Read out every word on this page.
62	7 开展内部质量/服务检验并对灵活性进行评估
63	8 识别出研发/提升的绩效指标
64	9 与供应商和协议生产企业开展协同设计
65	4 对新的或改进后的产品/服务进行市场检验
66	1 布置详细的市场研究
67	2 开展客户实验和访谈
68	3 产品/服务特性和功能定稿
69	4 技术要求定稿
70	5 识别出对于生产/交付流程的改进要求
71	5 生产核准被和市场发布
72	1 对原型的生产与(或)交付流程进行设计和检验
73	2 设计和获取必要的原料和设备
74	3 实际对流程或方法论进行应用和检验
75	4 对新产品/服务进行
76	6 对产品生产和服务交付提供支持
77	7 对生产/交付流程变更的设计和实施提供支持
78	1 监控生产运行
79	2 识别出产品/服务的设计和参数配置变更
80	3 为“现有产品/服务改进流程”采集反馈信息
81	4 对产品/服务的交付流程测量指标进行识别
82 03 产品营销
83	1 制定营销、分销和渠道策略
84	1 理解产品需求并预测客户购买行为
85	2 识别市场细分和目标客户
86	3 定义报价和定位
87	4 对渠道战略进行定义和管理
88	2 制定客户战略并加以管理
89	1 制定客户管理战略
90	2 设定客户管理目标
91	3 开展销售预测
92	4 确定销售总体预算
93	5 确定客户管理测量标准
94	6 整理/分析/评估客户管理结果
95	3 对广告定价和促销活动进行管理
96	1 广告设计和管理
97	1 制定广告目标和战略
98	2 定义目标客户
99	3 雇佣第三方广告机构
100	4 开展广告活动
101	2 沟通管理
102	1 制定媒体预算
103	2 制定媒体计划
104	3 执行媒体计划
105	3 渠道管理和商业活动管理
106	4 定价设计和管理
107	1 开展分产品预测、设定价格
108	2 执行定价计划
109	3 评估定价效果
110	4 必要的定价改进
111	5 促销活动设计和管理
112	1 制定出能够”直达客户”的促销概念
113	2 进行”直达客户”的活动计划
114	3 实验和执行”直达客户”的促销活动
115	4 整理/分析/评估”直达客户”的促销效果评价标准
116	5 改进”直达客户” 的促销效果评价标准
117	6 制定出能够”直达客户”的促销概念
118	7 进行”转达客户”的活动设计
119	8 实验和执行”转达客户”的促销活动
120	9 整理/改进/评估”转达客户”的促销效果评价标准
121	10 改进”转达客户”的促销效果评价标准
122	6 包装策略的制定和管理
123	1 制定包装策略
——————————
[Task prompt]:
Copy out the data shown above without altering anything.

[Solution for this problem]:
Read out every word on this page.
62	7 开展内部质量/服务检验并对灵活性进行评估
63	8 识别出研发/提升的绩效指标
64	9 与供应商和协议生产企业开展协同设计
65	4 对新的或改进后的产品/服务进行市场检验
66	1 布置详细的市场研究
67	2 开展客户实验和访谈
68	3 产品/服务特性和功能定稿
69	4 技术要求定稿
70	5 识别出对于生产/交付流程的改进要求
71	5 生产核准被和市场发布
72	1 对原型的生产与(或)交付流程进行设计和检验
73	2 设计和获取必要的原料和设备
74	3 实际对流程或方法论进行应用和检验
75	4 对新产品/服务进行
76	6 对产品生产和服务交付提供支持
77	7 对生产/交付流程变更的设计和实施提供支持
78	1 监控生产运行
79	2 识别出产品/服务的设计和参数配置变更
80	3 为“现有产品/服务改进流程”采集反馈信息
81	4 对产品/服务的交付流程测量指标进行识别
82 03 产品营销
83	1 制定营销、分销和渠道策略
84	1 理解产品需求并预测客户购买行为
85	2 识别市场细分和目标客户
86	3 定义报价和定位
87	4 对渠道战略进行定义和管理
88	2 制定客户战略并加以管理
89	1 制定客户管理战略
90	2 设定客户管理目标
91	3 开展销售预测
92	4 确定销售总体预算
93	5 确定客户管理测量标准
94	6 整理/分析/评估客户管理结果
95	3 对广告定价和促销活动进行管理
96	1 广告设计和管理
97	1 制定广告目标和战略
98	2 定义目标客户
99	3 雇佣第三方广告机构
100	4 开展广告活动
101	2 沟通管理
102	1 制定媒体预算
103	2 制定媒体计划
104	3 执行媒体计划
105	3 渠道管理和商业活动管理
106	4 定价设计和管理
107	1 开展分产品预测、设定价格
108	2 执行定价计划
109	3 评估定价效果
110	4 必要的定价改进
111	5 促销活动设计和管理
112	1 制定出能够”直达客户”的促销概念
113	2 进行”直达客户”的活动计划
114	3 实验和执行”直达客户”的促销活动
115	4 整理/分析/评估”直达客户”的促销效果评价标准
116	5 改进”直达客户” 的促销效果评价标准
117	6 制定出能够”直达客户”的促销概念
118	7 进行”转达客户”的活动设计
119	8 实验和执行”转达客户”的促销活动
120	9 整理/改进/评估”转达客户”的促销效果评价标准
121	10 改进”转达客户”的促销效果评价标准
122	6 包装策略的制定和管理
123	1 制定包装策略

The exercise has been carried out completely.